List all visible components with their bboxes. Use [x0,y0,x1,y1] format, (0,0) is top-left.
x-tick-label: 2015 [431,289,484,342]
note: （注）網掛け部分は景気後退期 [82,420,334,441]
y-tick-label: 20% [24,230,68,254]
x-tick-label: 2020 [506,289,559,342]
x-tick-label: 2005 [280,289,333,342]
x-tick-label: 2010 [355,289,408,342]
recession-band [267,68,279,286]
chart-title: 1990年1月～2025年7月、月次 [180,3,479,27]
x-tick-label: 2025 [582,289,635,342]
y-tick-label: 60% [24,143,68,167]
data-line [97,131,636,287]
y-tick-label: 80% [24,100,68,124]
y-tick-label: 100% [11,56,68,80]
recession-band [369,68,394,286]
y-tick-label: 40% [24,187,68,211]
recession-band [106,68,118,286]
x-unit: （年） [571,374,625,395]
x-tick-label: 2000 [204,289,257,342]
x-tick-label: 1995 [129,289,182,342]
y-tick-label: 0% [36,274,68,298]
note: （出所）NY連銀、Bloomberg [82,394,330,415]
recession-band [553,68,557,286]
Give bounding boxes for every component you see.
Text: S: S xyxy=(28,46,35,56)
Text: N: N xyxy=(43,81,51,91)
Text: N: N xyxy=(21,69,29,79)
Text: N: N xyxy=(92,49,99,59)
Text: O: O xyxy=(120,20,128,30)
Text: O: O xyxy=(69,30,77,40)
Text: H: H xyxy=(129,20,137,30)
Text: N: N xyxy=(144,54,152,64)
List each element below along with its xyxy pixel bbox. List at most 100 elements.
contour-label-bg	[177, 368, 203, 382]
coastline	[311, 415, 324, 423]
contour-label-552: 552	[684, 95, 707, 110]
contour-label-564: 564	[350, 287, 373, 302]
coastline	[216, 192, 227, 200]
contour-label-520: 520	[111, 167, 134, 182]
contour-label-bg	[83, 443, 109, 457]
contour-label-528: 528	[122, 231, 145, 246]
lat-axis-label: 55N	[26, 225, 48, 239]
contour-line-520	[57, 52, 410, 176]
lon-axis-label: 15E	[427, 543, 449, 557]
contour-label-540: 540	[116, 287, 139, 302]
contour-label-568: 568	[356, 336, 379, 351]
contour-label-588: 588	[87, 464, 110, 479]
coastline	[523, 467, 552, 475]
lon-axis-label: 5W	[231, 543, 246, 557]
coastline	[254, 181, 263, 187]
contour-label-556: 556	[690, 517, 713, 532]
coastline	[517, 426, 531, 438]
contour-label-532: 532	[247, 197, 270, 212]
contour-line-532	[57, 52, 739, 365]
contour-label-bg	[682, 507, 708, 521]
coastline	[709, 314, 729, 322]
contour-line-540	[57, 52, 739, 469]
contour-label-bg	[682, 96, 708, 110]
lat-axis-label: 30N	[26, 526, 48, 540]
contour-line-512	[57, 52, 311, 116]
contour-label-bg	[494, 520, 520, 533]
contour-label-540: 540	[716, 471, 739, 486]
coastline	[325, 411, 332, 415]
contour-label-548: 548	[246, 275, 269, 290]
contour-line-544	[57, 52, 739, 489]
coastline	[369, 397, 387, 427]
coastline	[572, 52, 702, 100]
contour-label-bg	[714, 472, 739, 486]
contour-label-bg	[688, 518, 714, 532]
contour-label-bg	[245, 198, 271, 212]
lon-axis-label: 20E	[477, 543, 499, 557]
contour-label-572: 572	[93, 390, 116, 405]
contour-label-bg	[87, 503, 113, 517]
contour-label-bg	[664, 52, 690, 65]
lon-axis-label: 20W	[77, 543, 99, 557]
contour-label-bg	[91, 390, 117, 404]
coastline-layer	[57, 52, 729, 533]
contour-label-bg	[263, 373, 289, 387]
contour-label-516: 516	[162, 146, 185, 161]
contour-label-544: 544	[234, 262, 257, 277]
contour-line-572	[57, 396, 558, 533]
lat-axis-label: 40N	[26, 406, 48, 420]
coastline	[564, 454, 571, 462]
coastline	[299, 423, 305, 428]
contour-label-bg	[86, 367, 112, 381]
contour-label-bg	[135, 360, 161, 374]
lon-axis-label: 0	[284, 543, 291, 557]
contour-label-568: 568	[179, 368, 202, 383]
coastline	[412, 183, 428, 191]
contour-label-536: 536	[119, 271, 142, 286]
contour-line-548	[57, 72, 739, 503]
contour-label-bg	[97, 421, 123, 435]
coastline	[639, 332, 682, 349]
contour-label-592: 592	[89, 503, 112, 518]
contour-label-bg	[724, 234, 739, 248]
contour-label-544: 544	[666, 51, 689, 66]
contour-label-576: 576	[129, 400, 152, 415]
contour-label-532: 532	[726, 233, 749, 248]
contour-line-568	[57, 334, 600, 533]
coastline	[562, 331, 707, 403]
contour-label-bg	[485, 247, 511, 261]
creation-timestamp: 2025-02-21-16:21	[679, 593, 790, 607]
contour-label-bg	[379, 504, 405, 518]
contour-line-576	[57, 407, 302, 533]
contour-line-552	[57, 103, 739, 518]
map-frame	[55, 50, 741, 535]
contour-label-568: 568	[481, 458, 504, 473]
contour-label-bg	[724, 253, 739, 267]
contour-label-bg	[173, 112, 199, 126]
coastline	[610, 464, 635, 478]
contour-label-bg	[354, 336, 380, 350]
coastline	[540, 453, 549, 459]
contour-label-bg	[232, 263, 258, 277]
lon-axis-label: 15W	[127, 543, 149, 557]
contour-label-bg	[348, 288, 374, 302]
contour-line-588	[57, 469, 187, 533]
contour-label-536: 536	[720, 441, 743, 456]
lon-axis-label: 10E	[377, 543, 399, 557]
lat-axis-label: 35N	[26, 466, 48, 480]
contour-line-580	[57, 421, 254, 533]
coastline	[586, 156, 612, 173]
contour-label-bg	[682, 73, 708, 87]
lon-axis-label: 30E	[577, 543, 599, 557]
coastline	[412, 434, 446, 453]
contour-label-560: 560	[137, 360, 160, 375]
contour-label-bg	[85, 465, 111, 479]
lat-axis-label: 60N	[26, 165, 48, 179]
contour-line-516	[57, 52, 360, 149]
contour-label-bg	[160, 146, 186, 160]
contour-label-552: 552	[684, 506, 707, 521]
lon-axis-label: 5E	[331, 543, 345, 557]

- - - -

STATED PROBLEM: Extract every line in the listing above that contains the string "note".

EXERCISE OUTPUT:
note: （注）網掛け部分は景気後退期 [82,420,334,441]
note: （出所）NY連銀、Bloomberg [82,394,330,415]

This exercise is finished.